╭─ SUPPLIED RECORDS
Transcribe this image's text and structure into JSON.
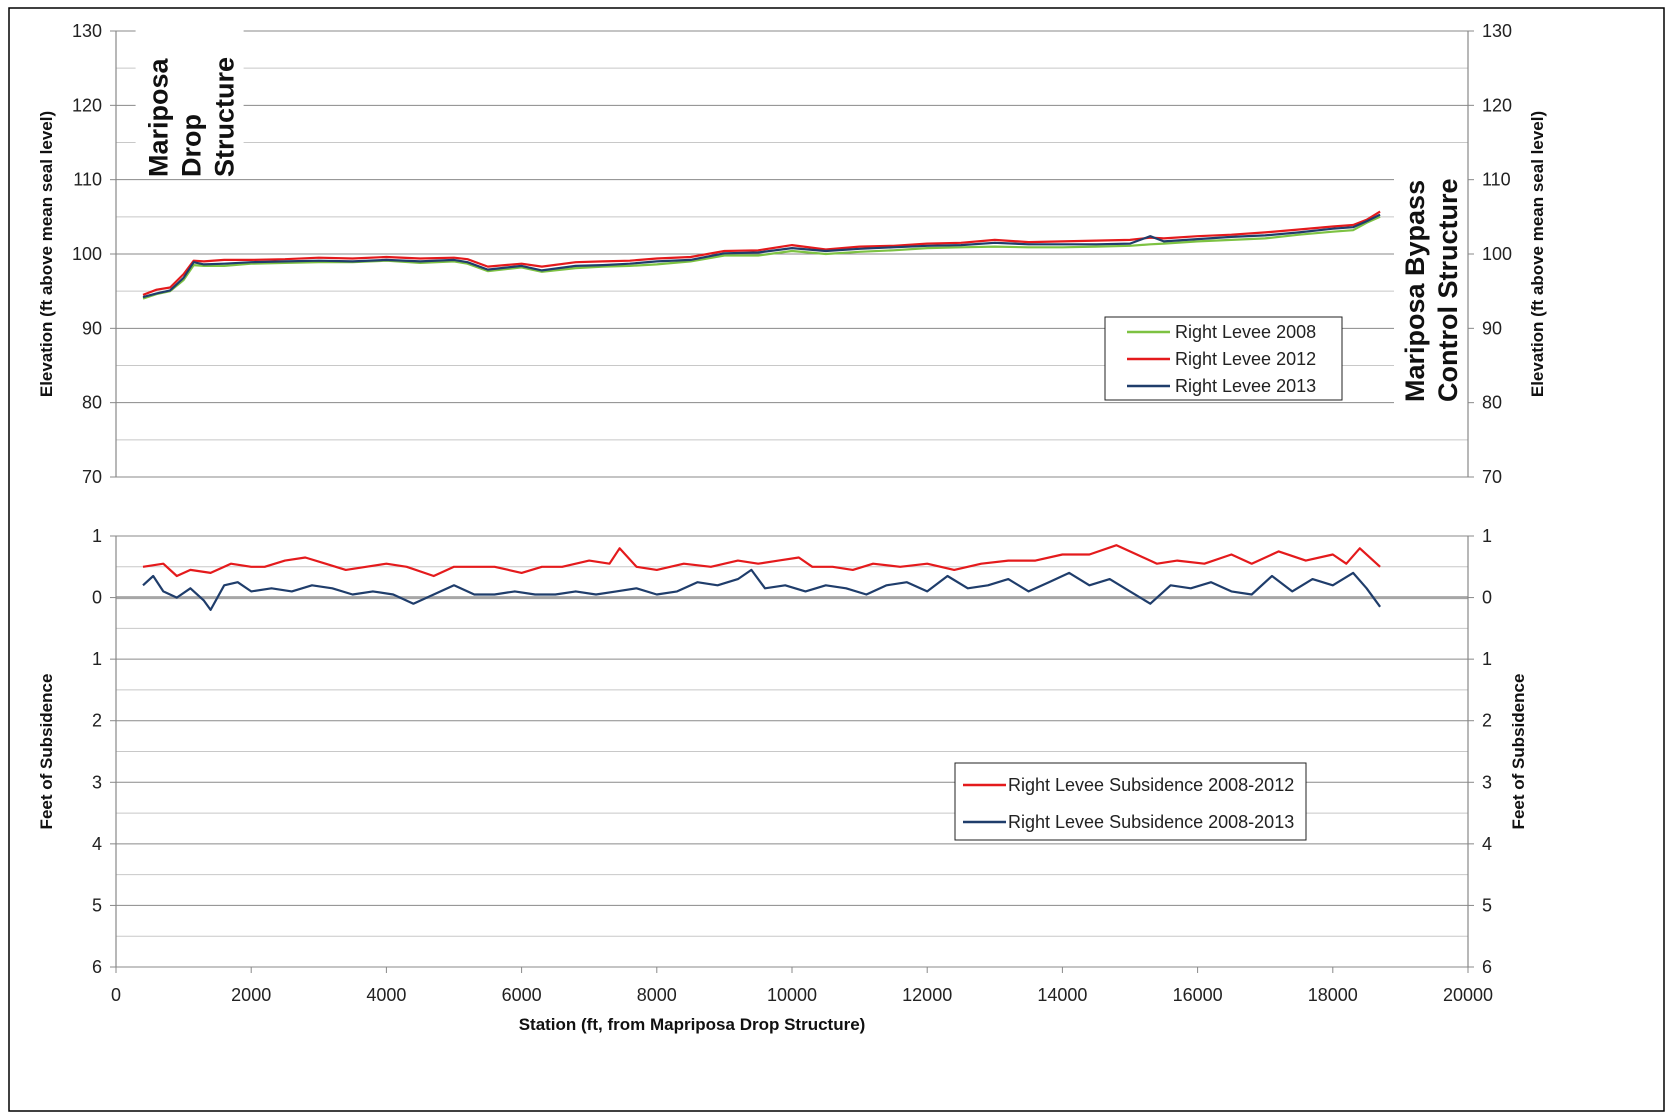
{
  "chart_data": [
    {
      "type": "line",
      "xlabel": "",
      "ylabel": "Elevation (ft above mean seal level)",
      "ylabel_right": "Elevation (ft above mean seal level)",
      "xlim": [
        0,
        20000
      ],
      "ylim": [
        70,
        130
      ],
      "yticks": [
        70,
        80,
        90,
        100,
        110,
        120,
        130
      ],
      "grid": true,
      "legend_position": "right",
      "annotations": [
        {
          "text": [
            "Mariposa",
            "Drop",
            "Structure"
          ],
          "x": 1000,
          "y": 123
        },
        {
          "text": [
            "Mariposa Bypass",
            "Control Structure"
          ],
          "x": 19400,
          "y": 90
        }
      ],
      "series": [
        {
          "name": "Right Levee 2008",
          "color": "#7dc242",
          "x": [
            400,
            600,
            800,
            1000,
            1150,
            1300,
            1600,
            2000,
            2500,
            3000,
            3500,
            4000,
            4500,
            5000,
            5200,
            5500,
            6000,
            6300,
            6800,
            7200,
            7600,
            8000,
            8500,
            9000,
            9500,
            10000,
            10500,
            11000,
            11500,
            12000,
            12500,
            13000,
            13500,
            14000,
            14500,
            15000,
            15300,
            15500,
            16000,
            16500,
            17000,
            17500,
            18000,
            18300,
            18500,
            18700
          ],
          "y": [
            94.0,
            94.6,
            95.0,
            96.5,
            98.5,
            98.4,
            98.4,
            98.7,
            98.8,
            98.9,
            98.9,
            99.1,
            98.8,
            99.0,
            98.7,
            97.7,
            98.2,
            97.6,
            98.1,
            98.3,
            98.4,
            98.6,
            99.0,
            99.8,
            99.8,
            100.4,
            100.0,
            100.3,
            100.5,
            100.8,
            100.9,
            101.0,
            100.9,
            100.9,
            101.0,
            101.1,
            101.3,
            101.4,
            101.7,
            101.9,
            102.1,
            102.6,
            103.0,
            103.2,
            104.2,
            105.0
          ]
        },
        {
          "name": "Right Levee 2012",
          "color": "#e41a1c",
          "x": [
            400,
            600,
            800,
            1000,
            1150,
            1300,
            1600,
            2000,
            2500,
            3000,
            3500,
            4000,
            4500,
            5000,
            5200,
            5500,
            6000,
            6300,
            6800,
            7200,
            7600,
            8000,
            8500,
            9000,
            9500,
            10000,
            10500,
            11000,
            11500,
            12000,
            12500,
            13000,
            13500,
            14000,
            14500,
            15000,
            15300,
            15500,
            16000,
            16500,
            17000,
            17500,
            18000,
            18300,
            18500,
            18700
          ],
          "y": [
            94.5,
            95.2,
            95.5,
            97.3,
            99.1,
            99.0,
            99.2,
            99.2,
            99.3,
            99.5,
            99.4,
            99.6,
            99.4,
            99.5,
            99.3,
            98.3,
            98.7,
            98.3,
            98.9,
            99.0,
            99.1,
            99.4,
            99.6,
            100.4,
            100.5,
            101.2,
            100.6,
            101.0,
            101.1,
            101.4,
            101.5,
            101.9,
            101.6,
            101.7,
            101.8,
            101.9,
            102.2,
            102.1,
            102.4,
            102.6,
            102.9,
            103.3,
            103.7,
            103.9,
            104.6,
            105.7
          ]
        },
        {
          "name": "Right Levee 2013",
          "color": "#1f3d6b",
          "x": [
            400,
            600,
            800,
            1000,
            1150,
            1300,
            1600,
            2000,
            2500,
            3000,
            3500,
            4000,
            4500,
            5000,
            5200,
            5500,
            6000,
            6300,
            6800,
            7200,
            7600,
            8000,
            8500,
            9000,
            9500,
            10000,
            10500,
            11000,
            11500,
            12000,
            12500,
            13000,
            13500,
            14000,
            14500,
            15000,
            15300,
            15500,
            16000,
            16500,
            17000,
            17500,
            18000,
            18300,
            18500,
            18700
          ],
          "y": [
            94.2,
            94.7,
            95.1,
            96.8,
            98.9,
            98.6,
            98.7,
            98.9,
            99.0,
            99.1,
            99.0,
            99.2,
            99.0,
            99.2,
            98.9,
            97.9,
            98.4,
            97.8,
            98.4,
            98.5,
            98.7,
            99.0,
            99.2,
            100.1,
            100.2,
            100.8,
            100.4,
            100.7,
            100.9,
            101.1,
            101.2,
            101.5,
            101.3,
            101.3,
            101.3,
            101.4,
            102.4,
            101.7,
            102.0,
            102.3,
            102.5,
            102.9,
            103.4,
            103.6,
            104.4,
            105.3
          ]
        }
      ]
    },
    {
      "type": "line",
      "xlabel": "Station (ft, from Mapriposa Drop Structure)",
      "ylabel": "Feet of Subsidence",
      "ylabel_right": "Feet of Subsidence",
      "xlim": [
        0,
        20000
      ],
      "xticks": [
        0,
        2000,
        4000,
        6000,
        8000,
        10000,
        12000,
        14000,
        16000,
        18000,
        20000
      ],
      "ylim": [
        -1,
        6
      ],
      "y_inverted": true,
      "yticks": [
        -1,
        0,
        1,
        2,
        3,
        4,
        5,
        6
      ],
      "ytick_labels": [
        "1",
        "0",
        "1",
        "2",
        "3",
        "4",
        "5",
        "6"
      ],
      "grid": true,
      "legend_position": "lower-right",
      "series": [
        {
          "name": "Right Levee Subsidence 2008-2012",
          "color": "#e41a1c",
          "x": [
            400,
            700,
            900,
            1100,
            1400,
            1700,
            2000,
            2200,
            2500,
            2800,
            3100,
            3400,
            3700,
            4000,
            4300,
            4700,
            5000,
            5300,
            5600,
            6000,
            6300,
            6600,
            7000,
            7300,
            7450,
            7700,
            8000,
            8400,
            8800,
            9200,
            9500,
            9800,
            10100,
            10300,
            10600,
            10900,
            11200,
            11600,
            12000,
            12400,
            12800,
            13200,
            13600,
            14000,
            14400,
            14800,
            15100,
            15400,
            15700,
            16100,
            16500,
            16800,
            17200,
            17600,
            18000,
            18200,
            18400,
            18700
          ],
          "y": [
            -0.5,
            -0.55,
            -0.35,
            -0.45,
            -0.4,
            -0.55,
            -0.5,
            -0.5,
            -0.6,
            -0.65,
            -0.55,
            -0.45,
            -0.5,
            -0.55,
            -0.5,
            -0.35,
            -0.5,
            -0.5,
            -0.5,
            -0.4,
            -0.5,
            -0.5,
            -0.6,
            -0.55,
            -0.8,
            -0.5,
            -0.45,
            -0.55,
            -0.5,
            -0.6,
            -0.55,
            -0.6,
            -0.65,
            -0.5,
            -0.5,
            -0.45,
            -0.55,
            -0.5,
            -0.55,
            -0.45,
            -0.55,
            -0.6,
            -0.6,
            -0.7,
            -0.7,
            -0.85,
            -0.7,
            -0.55,
            -0.6,
            -0.55,
            -0.7,
            -0.55,
            -0.75,
            -0.6,
            -0.7,
            -0.55,
            -0.8,
            -0.5
          ]
        },
        {
          "name": "Right Levee Subsidence 2008-2013",
          "color": "#1f3d6b",
          "x": [
            400,
            550,
            700,
            900,
            1100,
            1300,
            1400,
            1600,
            1800,
            2000,
            2300,
            2600,
            2900,
            3200,
            3500,
            3800,
            4100,
            4400,
            4700,
            5000,
            5300,
            5600,
            5900,
            6200,
            6500,
            6800,
            7100,
            7400,
            7700,
            8000,
            8300,
            8600,
            8900,
            9200,
            9400,
            9600,
            9900,
            10200,
            10500,
            10800,
            11100,
            11400,
            11700,
            12000,
            12300,
            12600,
            12900,
            13200,
            13500,
            13800,
            14100,
            14400,
            14700,
            15000,
            15300,
            15600,
            15900,
            16200,
            16500,
            16800,
            17100,
            17400,
            17700,
            18000,
            18300,
            18500,
            18700
          ],
          "y": [
            -0.2,
            -0.35,
            -0.1,
            0.0,
            -0.15,
            0.05,
            0.2,
            -0.2,
            -0.25,
            -0.1,
            -0.15,
            -0.1,
            -0.2,
            -0.15,
            -0.05,
            -0.1,
            -0.05,
            0.1,
            -0.05,
            -0.2,
            -0.05,
            -0.05,
            -0.1,
            -0.05,
            -0.05,
            -0.1,
            -0.05,
            -0.1,
            -0.15,
            -0.05,
            -0.1,
            -0.25,
            -0.2,
            -0.3,
            -0.45,
            -0.15,
            -0.2,
            -0.1,
            -0.2,
            -0.15,
            -0.05,
            -0.2,
            -0.25,
            -0.1,
            -0.35,
            -0.15,
            -0.2,
            -0.3,
            -0.1,
            -0.25,
            -0.4,
            -0.2,
            -0.3,
            -0.1,
            0.1,
            -0.2,
            -0.15,
            -0.25,
            -0.1,
            -0.05,
            -0.35,
            -0.1,
            -0.3,
            -0.2,
            -0.4,
            -0.15,
            0.15
          ]
        }
      ]
    }
  ]
}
╰─
_YOUR GOAL_
Return only the number of lines in the entries that contain the string "Elevation".

_SOLUTION TO THIS EXERCISE_
2